#### [Exercise objective]
Reproduce the records that follow in full, excluding any picture they contain.
-.-.-
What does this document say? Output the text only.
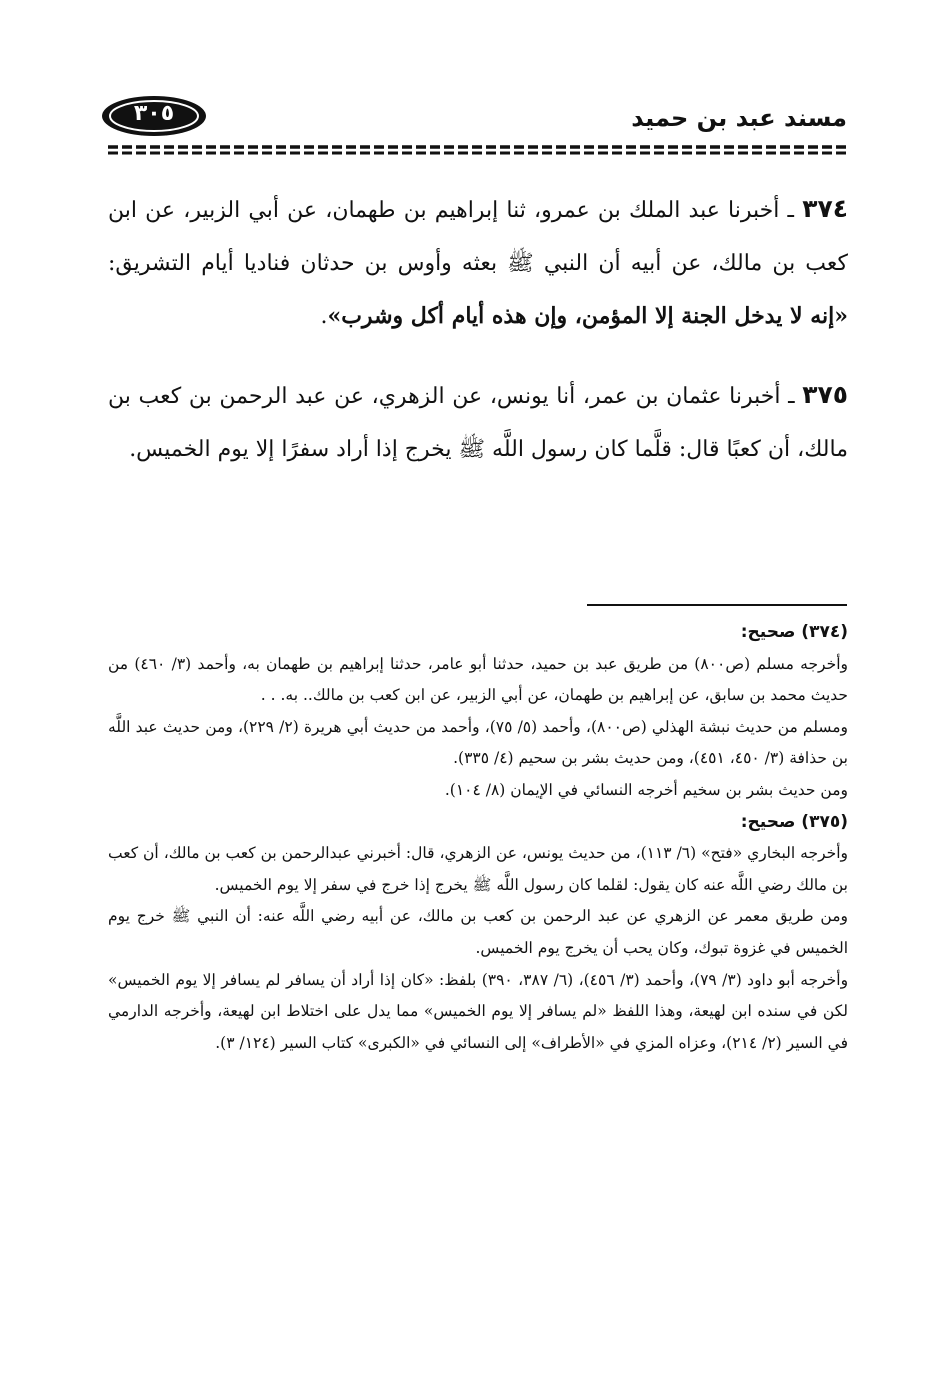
مسند عبد بن حميد
٣٠٥

٣٧٤ ـ أخبرنا عبد الملك بن عمرو، ثنا إبراهيم بن طهمان، عن أبي الزبير، عن ابن كعب بن مالك، عن أبيه أن النبي ﷺ بعثه وأوس بن حدثان فناديا أيام التشريق: «إنه لا يدخل الجنة إلا المؤمن، وإن هذه أيام أكل وشرب».

٣٧٥ ـ أخبرنا عثمان بن عمر، أنا يونس، عن الزهري، عن عبد الرحمن بن كعب بن مالك، أن كعبًا قال: قلَّما كان رسول اللَّه ﷺ يخرج إذا أراد سفرًا إلا يوم الخميس.

(٣٧٤) صحيح:

وأخرجه مسلم (ص٨٠٠) من طريق عبد بن حميد، حدثنا أبو عامر، حدثنا إبراهيم بن طهمان به، وأحمد (٣/ ٤٦٠) من حديث محمد بن سابق، عن إبراهيم بن طهمان، عن أبي الزبير، عن ابن كعب بن مالك.. به. . .

ومسلم من حديث نبشة الهذلي (ص٨٠٠)، وأحمد (٥/ ٧٥)، وأحمد من حديث أبي هريرة (٢/ ٢٢٩)، ومن حديث عبد اللَّه بن حذافة (٣/ ٤٥٠، ٤٥١)، ومن حديث بشر بن سحيم (٤/ ٣٣٥).

ومن حديث بشر بن سخيم أخرجه النسائي في الإيمان (٨/ ١٠٤).

(٣٧٥) صحيح:

وأخرجه البخاري «فتح» (٦/ ١١٣)، من حديث يونس، عن الزهري، قال: أخبرني عبدالرحمن بن كعب بن مالك، أن كعب بن مالك رضي اللَّه عنه كان يقول: لقلما كان رسول اللَّه ﷺ يخرج إذا خرج في سفر إلا يوم الخميس.

ومن طريق معمر عن الزهري عن عبد الرحمن بن كعب بن مالك، عن أبيه رضي اللَّه عنه: أن النبي ﷺ خرج يوم الخميس في غزوة تبوك، وكان يحب أن يخرج يوم الخميس.

وأخرجه أبو داود (٣/ ٧٩)، وأحمد (٣/ ٤٥٦)، (٦/ ٣٨٧، ٣٩٠) بلفظ: «كان إذا أراد أن يسافر لم يسافر إلا يوم الخميس» لكن في سنده ابن لهيعة، وهذا اللفظ «لم يسافر إلا يوم الخميس» مما يدل على اختلاط ابن لهيعة، وأخرجه الدارمي في السير (٢/ ٢١٤)، وعزاه المزي في «الأطراف» إلى النسائي في «الكبرى» كتاب السير (١٢٤/ ٣).
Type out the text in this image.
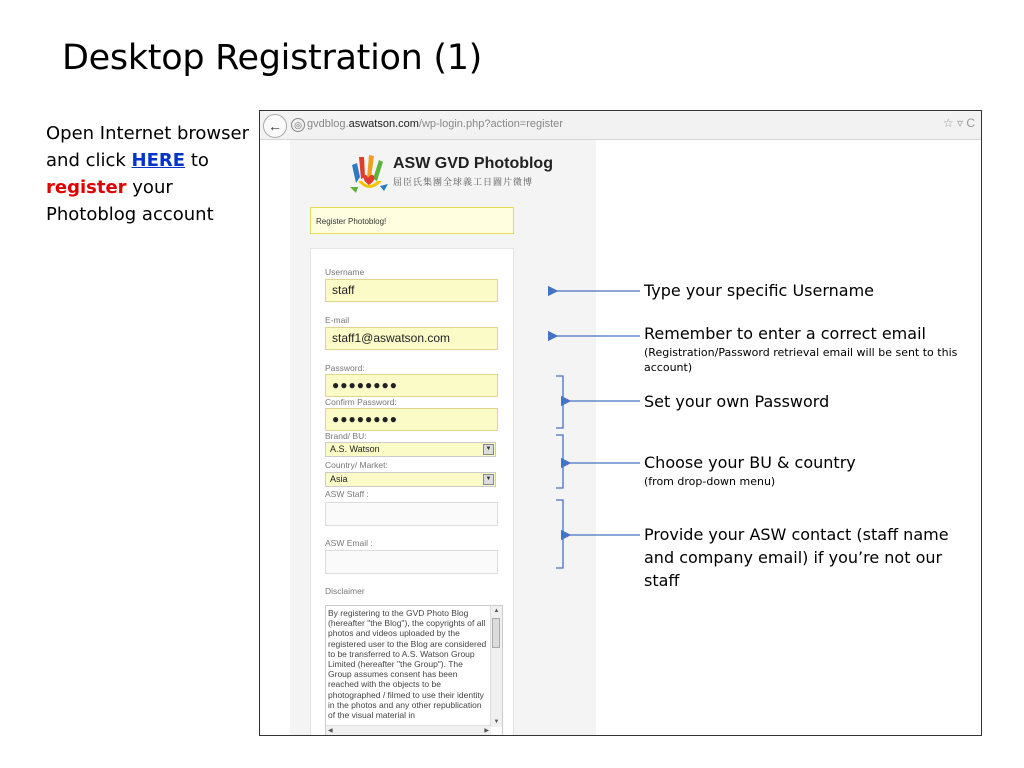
Desktop Registration (1)
Open Internet browser and click HERE to register your Photoblog account
←	◎ gvdblog.aswatson.com/wp-login.php?action=register	☆ ▿ C
ASW GVD Photoblog
屈臣氏集團全球義工日圖片微博
Register Photoblog!
Username
staff
E-mail
staff1@aswatson.com
Password:
●●●●●●●●
Confirm Password:
●●●●●●●●
Brand/ BU:
A.S. Watson	▼
Country/ Market:
Asia	▼
ASW Staff :
ASW Email :
Disclaimer
By registering to the GVD Photo Blog (hereafter "the Blog"), the copyrights of all photos and videos uploaded by the registered user to the Blog are considered to be transferred to A.S. Watson Group Limited (hereafter "the Group"). The Group assumes consent has been reached with the objects to be photographed / filmed to use their identity in the photos and any other republication of the visual material in
▲
▼
◀	▶
Type your specific Username
Remember to enter a correct email
(Registration/Password retrieval email will be sent to this account)
Set your own Password
Choose your BU & country
(from drop-down menu)
Provide your ASW contact (staff name and company email) if you’re not our staff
-.-.-
#### [Result of this task]
What does this document say? Output the text only.
مسند عبد بن حميد
٣٠٥

٣٧٤ ـ أخبرنا عبد الملك بن عمرو، ثنا إبراهيم بن طهمان، عن أبي الزبير، عن ابن كعب بن مالك، عن أبيه أن النبي ﷺ بعثه وأوس بن حدثان فناديا أيام التشريق: «إنه لا يدخل الجنة إلا المؤمن، وإن هذه أيام أكل وشرب».

٣٧٥ ـ أخبرنا عثمان بن عمر، أنا يونس، عن الزهري، عن عبد الرحمن بن كعب بن مالك، أن كعبًا قال: قلَّما كان رسول اللَّه ﷺ يخرج إذا أراد سفرًا إلا يوم الخميس.

(٣٧٤) صحيح:

وأخرجه مسلم (ص٨٠٠) من طريق عبد بن حميد، حدثنا أبو عامر، حدثنا إبراهيم بن طهمان به، وأحمد (٣/ ٤٦٠) من حديث محمد بن سابق، عن إبراهيم بن طهمان، عن أبي الزبير، عن ابن كعب بن مالك.. به. . .

ومسلم من حديث نبشة الهذلي (ص٨٠٠)، وأحمد (٥/ ٧٥)، وأحمد من حديث أبي هريرة (٢/ ٢٢٩)، ومن حديث عبد اللَّه بن حذافة (٣/ ٤٥٠، ٤٥١)، ومن حديث بشر بن سحيم (٤/ ٣٣٥).

ومن حديث بشر بن سخيم أخرجه النسائي في الإيمان (٨/ ١٠٤).

(٣٧٥) صحيح:

وأخرجه البخاري «فتح» (٦/ ١١٣)، من حديث يونس، عن الزهري، قال: أخبرني عبدالرحمن بن كعب بن مالك، أن كعب بن مالك رضي اللَّه عنه كان يقول: لقلما كان رسول اللَّه ﷺ يخرج إذا خرج في سفر إلا يوم الخميس.

ومن طريق معمر عن الزهري عن عبد الرحمن بن كعب بن مالك، عن أبيه رضي اللَّه عنه: أن النبي ﷺ خرج يوم الخميس في غزوة تبوك، وكان يحب أن يخرج يوم الخميس.

وأخرجه أبو داود (٣/ ٧٩)، وأحمد (٣/ ٤٥٦)، (٦/ ٣٨٧، ٣٩٠) بلفظ: «كان إذا أراد أن يسافر لم يسافر إلا يوم الخميس» لكن في سنده ابن لهيعة، وهذا اللفظ «لم يسافر إلا يوم الخميس» مما يدل على اختلاط ابن لهيعة، وأخرجه الدارمي في السير (٢/ ٢١٤)، وعزاه المزي في «الأطراف» إلى النسائي في «الكبرى» كتاب السير (١٢٤/ ٣).
Type out the text in this image.
Desktop Registration (1)
Open Internet browser and click HERE to register your Photoblog account
←	◎ gvdblog.aswatson.com/wp-login.php?action=register	☆ ▿ C
ASW GVD Photoblog
屈臣氏集團全球義工日圖片微博
Register Photoblog!
Username
staff
E-mail
staff1@aswatson.com
Password:
●●●●●●●●
Confirm Password:
●●●●●●●●
Brand/ BU:
A.S. Watson	▼
Country/ Market:
Asia	▼
ASW Staff :
ASW Email :
Disclaimer
By registering to the GVD Photo Blog (hereafter "the Blog"), the copyrights of all photos and videos uploaded by the registered user to the Blog are considered to be transferred to A.S. Watson Group Limited (hereafter "the Group"). The Group assumes consent has been reached with the objects to be photographed / filmed to use their identity in the photos and any other republication of the visual material in
▲
▼
◀	▶
Type your specific Username
Remember to enter a correct email
(Registration/Password retrieval email will be sent to this account)
Set your own Password
Choose your BU & country
(from drop-down menu)
Provide your ASW contact (staff name and company email) if you’re not our staff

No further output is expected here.